## ASSIGNED TASK
Go through the records below and copy out every line holding "What".

(Document content entries)
=== Begin Enclosure ===
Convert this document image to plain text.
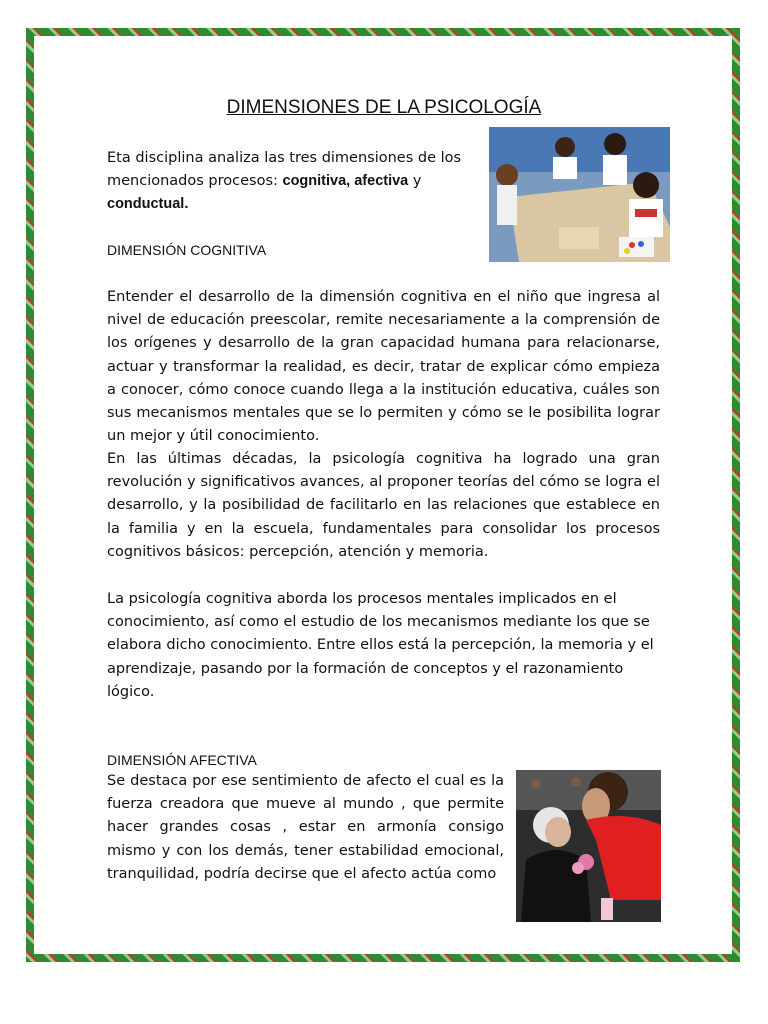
DIMENSIONES DE LA PSICOLOGÍA

Eta disciplina analiza las tres dimensiones de los mencionados procesos: cognitiva, afectiva y conductual.

DIMENSIÓN COGNITIVA

Entender el desarrollo de la dimensión cognitiva en el niño que ingresa al nivel de educación preescolar, remite necesariamente a la comprensión de los orígenes y desarrollo de la gran capacidad humana para relacionarse, actuar y transformar la realidad, es decir, tratar de explicar cómo empieza a conocer, cómo conoce cuando llega a la institución educativa, cuáles son sus mecanismos mentales que se lo permiten y cómo se le posibilita lograr un mejor y útil conocimiento.

En las últimas décadas, la psicología cognitiva ha logrado una gran revolución y significativos avances, al proponer teorías del cómo se logra el desarrollo, y la posibilidad de facilitarlo en las relaciones que establece en la familia y en la escuela, fundamentales para consolidar los procesos cognitivos básicos: percepción, atención y memoria.

La psicología cognitiva aborda los procesos mentales implicados en el conocimiento, así como el estudio de los mecanismos mediante los que se elabora dicho conocimiento. Entre ellos está la percepción, la memoria y el aprendizaje, pasando por la formación de conceptos y el razonamiento lógico.

DIMENSIÓN AFECTIVA

Se destaca por ese sentimiento de afecto el cual es la fuerza creadora que mueve al mundo , que permite hacer grandes cosas , estar en armonía consigo mismo y con los demás, tener estabilidad emocional, tranquilidad, podría decirse que el afecto actúa como
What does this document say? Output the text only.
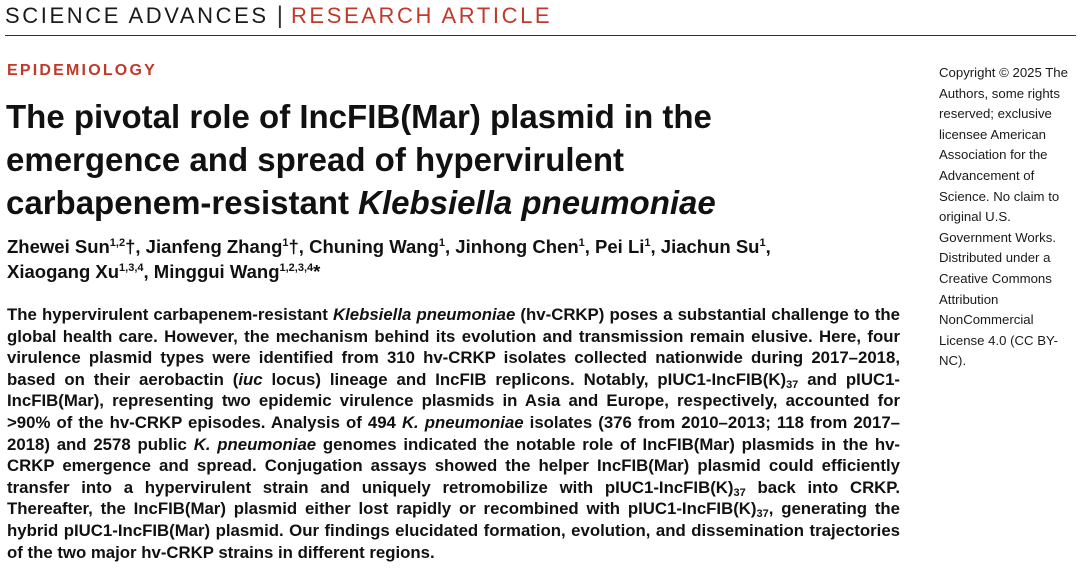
SCIENCE ADVANCES | RESEARCH ARTICLE
EPIDEMIOLOGY
The pivotal role of IncFIB(Mar) plasmid in the
emergence and spread of hypervirulent
carbapenem-resistant Klebsiella pneumoniae
Zhewei Sun$^{1,2}$†, Jianfeng Zhang$^1$†, Chuning Wang$^1$, Jinhong Chen$^1$, Pei Li$^1$, Jiachun Su$^1$,
Xiaogang Xu$^{1,3,4}$, Minggui Wang$^{1,2,3,4}$*

The hypervirulent carbapenem-resistant Klebsiella pneumoniae (hv-CRKP) poses a substantial challenge to the global health care. However, the mechanism behind its evolution and transmission remain elusive. Here, four virulence plasmid types were identified from 310 hv-CRKP isolates collected nationwide during 2017–2018, based on their aerobactin (iuc locus) lineage and IncFIB replicons. Notably, $pIUC1-IncFIB(K)_{37}$ and pIUC1-IncFIB(Mar), representing two epidemic virulence plasmids in Asia and Europe, respectively, accounted for >90% of the hv-CRKP episodes. Analysis of 494 K. pneumoniae isolates (376 from 2010–2013; 118 from 2017–2018) and 2578 public K. pneumoniae genomes indicated the notable role of IncFIB(Mar) plasmids in the hv-CRKP emergence and spread. Conjugation assays showed the helper IncFIB(Mar) plasmid could efficiently transfer into a hypervirulent strain and uniquely retromobilize with $pIUC1-IncFIB(K)_{37}$ back into CRKP. Thereafter, the IncFIB(Mar) plasmid either lost rapidly or recombined with $pIUC1-IncFIB(K)_{37}$, generating the hybrid pIUC1-IncFIB(Mar) plasmid. Our findings elucidated formation, evolution, and dissemination trajectories of the two major hv-CRKP strains in different regions.

Copyright © 2025 The Authors, some rights reserved; exclusive licensee American Association for the Advancement of Science. No claim to original U.S. Government Works. Distributed under a Creative Commons Attribution NonCommercial License 4.0 (CC BY-NC).
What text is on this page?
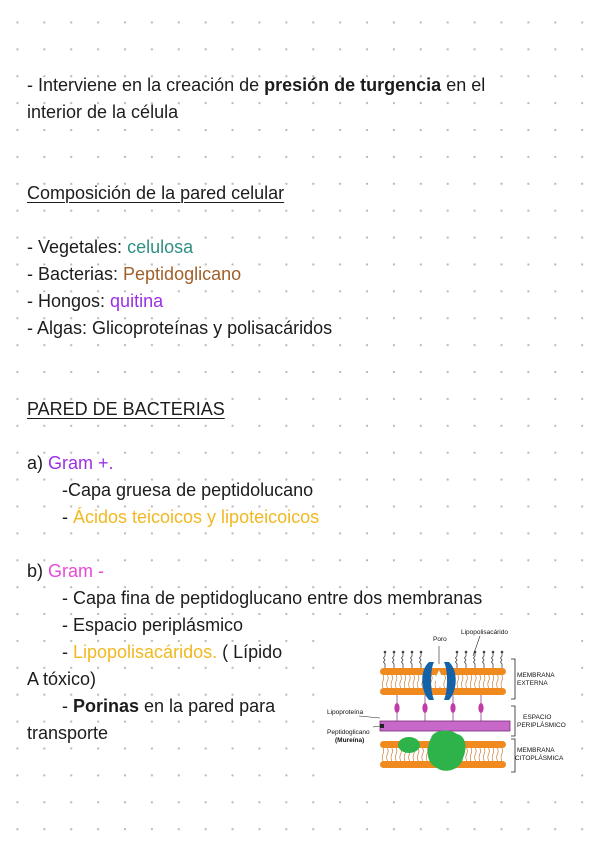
- Interviene en la creación de presión de turgencia en el
interior de la célula
Composición de la pared celular
- Vegetales: celulosa
- Bacterias: Peptidoglicano
- Hongos: quitina
- Algas: Glicoproteínas y polisacáridos
PARED DE BACTERIAS
a) Gram +.
-Capa gruesa de peptidolucano
- Ácidos teicoicos y lipoteicoicos
b) Gram -
- Capa fina de peptidoglucano entre dos membranas
- Espacio periplásmico
- Lipopolisacáridos. ( Lípido
A tóxico)
- Porinas en la pared para
transporte
Poro
Lipopolisacárido
Lipoproteína
Peptidoglicano
(Mureína)
MEMBRANA
EXTERNA
ESPACIO
PERIPLÁSMICO
MEMBRANA
CITOPLÁSMICA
=== End Enclosure ===
## WRITTEN ANSWER
What does this document say? Output the text only.
What text is on this page?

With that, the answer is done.